═════ Extracted data ═════
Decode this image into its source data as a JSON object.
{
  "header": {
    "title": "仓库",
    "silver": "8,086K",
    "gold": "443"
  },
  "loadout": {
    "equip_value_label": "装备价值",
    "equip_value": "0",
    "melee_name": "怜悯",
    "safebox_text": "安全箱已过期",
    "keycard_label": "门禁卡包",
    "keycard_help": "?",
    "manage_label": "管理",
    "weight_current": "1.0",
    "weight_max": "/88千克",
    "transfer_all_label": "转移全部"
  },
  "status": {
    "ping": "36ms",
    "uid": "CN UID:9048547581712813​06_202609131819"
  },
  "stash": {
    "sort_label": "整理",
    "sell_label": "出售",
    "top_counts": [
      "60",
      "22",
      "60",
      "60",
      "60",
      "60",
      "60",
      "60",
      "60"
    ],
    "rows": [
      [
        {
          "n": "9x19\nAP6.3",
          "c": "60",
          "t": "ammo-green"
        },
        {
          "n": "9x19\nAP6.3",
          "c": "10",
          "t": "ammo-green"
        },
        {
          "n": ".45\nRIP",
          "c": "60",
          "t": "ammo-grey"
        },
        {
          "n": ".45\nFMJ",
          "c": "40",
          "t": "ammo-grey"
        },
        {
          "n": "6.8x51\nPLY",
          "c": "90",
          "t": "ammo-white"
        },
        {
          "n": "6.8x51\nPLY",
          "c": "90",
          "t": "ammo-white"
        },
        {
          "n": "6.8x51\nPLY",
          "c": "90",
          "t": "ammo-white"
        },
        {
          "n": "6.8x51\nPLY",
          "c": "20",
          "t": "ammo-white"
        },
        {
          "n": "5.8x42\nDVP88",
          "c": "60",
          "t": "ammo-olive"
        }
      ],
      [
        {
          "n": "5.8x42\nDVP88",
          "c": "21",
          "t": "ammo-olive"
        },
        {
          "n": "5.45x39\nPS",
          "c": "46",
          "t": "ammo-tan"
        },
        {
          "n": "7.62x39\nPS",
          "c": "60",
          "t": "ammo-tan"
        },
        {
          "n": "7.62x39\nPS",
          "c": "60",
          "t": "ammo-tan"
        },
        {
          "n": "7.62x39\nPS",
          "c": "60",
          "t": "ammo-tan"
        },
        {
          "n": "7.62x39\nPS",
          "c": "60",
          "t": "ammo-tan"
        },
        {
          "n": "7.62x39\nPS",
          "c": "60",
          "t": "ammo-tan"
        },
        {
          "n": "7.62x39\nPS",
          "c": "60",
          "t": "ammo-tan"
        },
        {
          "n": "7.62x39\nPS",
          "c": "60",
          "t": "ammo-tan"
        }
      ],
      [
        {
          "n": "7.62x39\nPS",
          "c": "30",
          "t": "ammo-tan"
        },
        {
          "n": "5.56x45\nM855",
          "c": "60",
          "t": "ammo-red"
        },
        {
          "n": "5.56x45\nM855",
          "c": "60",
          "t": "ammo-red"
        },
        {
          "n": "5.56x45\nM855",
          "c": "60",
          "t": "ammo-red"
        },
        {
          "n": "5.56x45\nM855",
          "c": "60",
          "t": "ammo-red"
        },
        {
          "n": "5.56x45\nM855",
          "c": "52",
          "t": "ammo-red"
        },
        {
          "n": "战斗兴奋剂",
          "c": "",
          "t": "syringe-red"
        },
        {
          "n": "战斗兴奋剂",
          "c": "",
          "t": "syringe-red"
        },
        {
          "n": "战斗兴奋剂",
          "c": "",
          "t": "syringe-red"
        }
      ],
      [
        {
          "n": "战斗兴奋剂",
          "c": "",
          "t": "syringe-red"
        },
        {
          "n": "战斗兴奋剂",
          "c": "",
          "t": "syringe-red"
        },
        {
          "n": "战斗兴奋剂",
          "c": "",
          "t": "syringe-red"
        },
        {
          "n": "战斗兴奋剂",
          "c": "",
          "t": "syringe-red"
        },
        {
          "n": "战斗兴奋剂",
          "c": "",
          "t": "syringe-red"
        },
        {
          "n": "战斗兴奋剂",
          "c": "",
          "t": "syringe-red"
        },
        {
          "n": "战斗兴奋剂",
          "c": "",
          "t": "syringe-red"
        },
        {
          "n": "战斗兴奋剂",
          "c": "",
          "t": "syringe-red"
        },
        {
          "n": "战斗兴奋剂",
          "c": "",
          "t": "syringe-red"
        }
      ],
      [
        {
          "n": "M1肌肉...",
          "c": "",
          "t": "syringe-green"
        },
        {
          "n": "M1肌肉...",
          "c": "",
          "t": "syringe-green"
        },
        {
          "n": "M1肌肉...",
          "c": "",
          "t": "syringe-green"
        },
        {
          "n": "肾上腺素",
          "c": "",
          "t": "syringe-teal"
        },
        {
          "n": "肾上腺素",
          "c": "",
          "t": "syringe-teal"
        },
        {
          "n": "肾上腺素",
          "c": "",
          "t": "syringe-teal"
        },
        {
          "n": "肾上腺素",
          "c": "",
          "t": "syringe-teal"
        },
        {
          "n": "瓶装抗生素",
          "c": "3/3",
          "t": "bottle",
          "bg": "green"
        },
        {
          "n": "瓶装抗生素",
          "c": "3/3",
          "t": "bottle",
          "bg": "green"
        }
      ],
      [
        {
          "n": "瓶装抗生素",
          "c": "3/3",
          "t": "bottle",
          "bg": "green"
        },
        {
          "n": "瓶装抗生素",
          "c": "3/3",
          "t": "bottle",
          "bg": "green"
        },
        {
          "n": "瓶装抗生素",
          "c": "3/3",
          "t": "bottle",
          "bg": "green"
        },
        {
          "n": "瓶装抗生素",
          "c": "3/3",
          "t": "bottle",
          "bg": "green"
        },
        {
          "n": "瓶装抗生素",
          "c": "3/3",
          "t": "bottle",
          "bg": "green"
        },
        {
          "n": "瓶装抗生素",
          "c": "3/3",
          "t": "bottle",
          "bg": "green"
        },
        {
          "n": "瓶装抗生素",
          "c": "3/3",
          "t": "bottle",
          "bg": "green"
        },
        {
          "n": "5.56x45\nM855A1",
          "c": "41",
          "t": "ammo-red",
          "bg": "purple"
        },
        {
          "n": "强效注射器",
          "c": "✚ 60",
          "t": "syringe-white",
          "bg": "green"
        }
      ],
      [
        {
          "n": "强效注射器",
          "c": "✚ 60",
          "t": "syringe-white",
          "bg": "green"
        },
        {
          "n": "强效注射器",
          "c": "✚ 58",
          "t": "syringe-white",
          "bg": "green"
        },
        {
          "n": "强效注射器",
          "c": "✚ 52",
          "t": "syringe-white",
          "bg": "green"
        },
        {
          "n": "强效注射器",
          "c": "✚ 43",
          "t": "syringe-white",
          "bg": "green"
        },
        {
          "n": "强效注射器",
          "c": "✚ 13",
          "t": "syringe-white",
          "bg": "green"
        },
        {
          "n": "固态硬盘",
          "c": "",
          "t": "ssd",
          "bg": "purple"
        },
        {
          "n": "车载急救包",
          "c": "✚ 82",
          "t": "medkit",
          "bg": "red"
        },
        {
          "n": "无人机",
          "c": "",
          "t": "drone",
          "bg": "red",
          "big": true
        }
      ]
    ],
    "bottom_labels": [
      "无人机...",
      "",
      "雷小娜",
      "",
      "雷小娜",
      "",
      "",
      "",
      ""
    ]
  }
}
═════
To be done - From the records above, extract every line exactly as it stands.

Output for this exercise -
Decode this image into its source data as a JSON object.
{
  "header": {
    "title": "仓库",
    "silver": "8,086K",
    "gold": "443"
  },
  "loadout": {
    "equip_value_label": "装备价值",
    "equip_value": "0",
    "melee_name": "怜悯",
    "safebox_text": "安全箱已过期",
    "keycard_label": "门禁卡包",
    "keycard_help": "?",
    "manage_label": "管理",
    "weight_current": "1.0",
    "weight_max": "/88千克",
    "transfer_all_label": "转移全部"
  },
  "status": {
    "ping": "36ms",
    "uid": "CN UID:9048547581712813​06_202609131819"
  },
  "stash": {
    "sort_label": "整理",
    "sell_label": "出售",
    "top_counts": [
      "60",
      "22",
      "60",
      "60",
      "60",
      "60",
      "60",
      "60",
      "60"
    ],
    "rows": [
      [
        {
          "n": "9x19\nAP6.3",
          "c": "60",
          "t": "ammo-green"
        },
        {
          "n": "9x19\nAP6.3",
          "c": "10",
          "t": "ammo-green"
        },
        {
          "n": ".45\nRIP",
          "c": "60",
          "t": "ammo-grey"
        },
        {
          "n": ".45\nFMJ",
          "c": "40",
          "t": "ammo-grey"
        },
        {
          "n": "6.8x51\nPLY",
          "c": "90",
          "t": "ammo-white"
        },
        {
          "n": "6.8x51\nPLY",
          "c": "90",
          "t": "ammo-white"
        },
        {
          "n": "6.8x51\nPLY",
          "c": "90",
          "t": "ammo-white"
        },
        {
          "n": "6.8x51\nPLY",
          "c": "20",
          "t": "ammo-white"
        },
        {
          "n": "5.8x42\nDVP88",
          "c": "60",
          "t": "ammo-olive"
        }
      ],
      [
        {
          "n": "5.8x42\nDVP88",
          "c": "21",
          "t": "ammo-olive"
        },
        {
          "n": "5.45x39\nPS",
          "c": "46",
          "t": "ammo-tan"
        },
        {
          "n": "7.62x39\nPS",
          "c": "60",
          "t": "ammo-tan"
        },
        {
          "n": "7.62x39\nPS",
          "c": "60",
          "t": "ammo-tan"
        },
        {
          "n": "7.62x39\nPS",
          "c": "60",
          "t": "ammo-tan"
        },
        {
          "n": "7.62x39\nPS",
          "c": "60",
          "t": "ammo-tan"
        },
        {
          "n": "7.62x39\nPS",
          "c": "60",
          "t": "ammo-tan"
        },
        {
          "n": "7.62x39\nPS",
          "c": "60",
          "t": "ammo-tan"
        },
        {
          "n": "7.62x39\nPS",
          "c": "60",
          "t": "ammo-tan"
        }
      ],
      [
        {
          "n": "7.62x39\nPS",
          "c": "30",
          "t": "ammo-tan"
        },
        {
          "n": "5.56x45\nM855",
          "c": "60",
          "t": "ammo-red"
        },
        {
          "n": "5.56x45\nM855",
          "c": "60",
          "t": "ammo-red"
        },
        {
          "n": "5.56x45\nM855",
          "c": "60",
          "t": "ammo-red"
        },
        {
          "n": "5.56x45\nM855",
          "c": "60",
          "t": "ammo-red"
        },
        {
          "n": "5.56x45\nM855",
          "c": "52",
          "t": "ammo-red"
        },
        {
          "n": "战斗兴奋剂",
          "c": "",
          "t": "syringe-red"
        },
        {
          "n": "战斗兴奋剂",
          "c": "",
          "t": "syringe-red"
        },
        {
          "n": "战斗兴奋剂",
          "c": "",
          "t": "syringe-red"
        }
      ],
      [
        {
          "n": "战斗兴奋剂",
          "c": "",
          "t": "syringe-red"
        },
        {
          "n": "战斗兴奋剂",
          "c": "",
          "t": "syringe-red"
        },
        {
          "n": "战斗兴奋剂",
          "c": "",
          "t": "syringe-red"
        },
        {
          "n": "战斗兴奋剂",
          "c": "",
          "t": "syringe-red"
        },
        {
          "n": "战斗兴奋剂",
          "c": "",
          "t": "syringe-red"
        },
        {
          "n": "战斗兴奋剂",
          "c": "",
          "t": "syringe-red"
        },
        {
          "n": "战斗兴奋剂",
          "c": "",
          "t": "syringe-red"
        },
        {
          "n": "战斗兴奋剂",
          "c": "",
          "t": "syringe-red"
        },
        {
          "n": "战斗兴奋剂",
          "c": "",
          "t": "syringe-red"
        }
      ],
      [
        {
          "n": "M1肌肉...",
          "c": "",
          "t": "syringe-green"
        },
        {
          "n": "M1肌肉...",
          "c": "",
          "t": "syringe-green"
        },
        {
          "n": "M1肌肉...",
          "c": "",
          "t": "syringe-green"
        },
        {
          "n": "肾上腺素",
          "c": "",
          "t": "syringe-teal"
        },
        {
          "n": "肾上腺素",
          "c": "",
          "t": "syringe-teal"
        },
        {
          "n": "肾上腺素",
          "c": "",
          "t": "syringe-teal"
        },
        {
          "n": "肾上腺素",
          "c": "",
          "t": "syringe-teal"
        },
        {
          "n": "瓶装抗生素",
          "c": "3/3",
          "t": "bottle",
          "bg": "green"
        },
        {
          "n": "瓶装抗生素",
          "c": "3/3",
          "t": "bottle",
          "bg": "green"
        }
      ],
      [
        {
          "n": "瓶装抗生素",
          "c": "3/3",
          "t": "bottle",
          "bg": "green"
        },
        {
          "n": "瓶装抗生素",
          "c": "3/3",
          "t": "bottle",
          "bg": "green"
        },
        {
          "n": "瓶装抗生素",
          "c": "3/3",
          "t": "bottle",
          "bg": "green"
        },
        {
          "n": "瓶装抗生素",
          "c": "3/3",
          "t": "bottle",
          "bg": "green"
        },
        {
          "n": "瓶装抗生素",
          "c": "3/3",
          "t": "bottle",
          "bg": "green"
        },
        {
          "n": "瓶装抗生素",
          "c": "3/3",
          "t": "bottle",
          "bg": "green"
        },
        {
          "n": "瓶装抗生素",
          "c": "3/3",
          "t": "bottle",
          "bg": "green"
        },
        {
          "n": "5.56x45\nM855A1",
          "c": "41",
          "t": "ammo-red",
          "bg": "purple"
        },
        {
          "n": "强效注射器",
          "c": "✚ 60",
          "t": "syringe-white",
          "bg": "green"
        }
      ],
      [
        {
          "n": "强效注射器",
          "c": "✚ 60",
          "t": "syringe-white",
          "bg": "green"
        },
        {
          "n": "强效注射器",
          "c": "✚ 58",
          "t": "syringe-white",
          "bg": "green"
        },
        {
          "n": "强效注射器",
          "c": "✚ 52",
          "t": "syringe-white",
          "bg": "green"
        },
        {
          "n": "强效注射器",
          "c": "✚ 43",
          "t": "syringe-white",
          "bg": "green"
        },
        {
          "n": "强效注射器",
          "c": "✚ 13",
          "t": "syringe-white",
          "bg": "green"
        },
        {
          "n": "固态硬盘",
          "c": "",
          "t": "ssd",
          "bg": "purple"
        },
        {
          "n": "车载急救包",
          "c": "✚ 82",
          "t": "medkit",
          "bg": "red"
        },
        {
          "n": "无人机",
          "c": "",
          "t": "drone",
          "bg": "red",
          "big": true
        }
      ]
    ],
    "bottom_labels": [
      "无人机...",
      "",
      "雷小娜",
      "",
      "雷小娜",
      "",
      "",
      "",
      ""
    ]
  }
}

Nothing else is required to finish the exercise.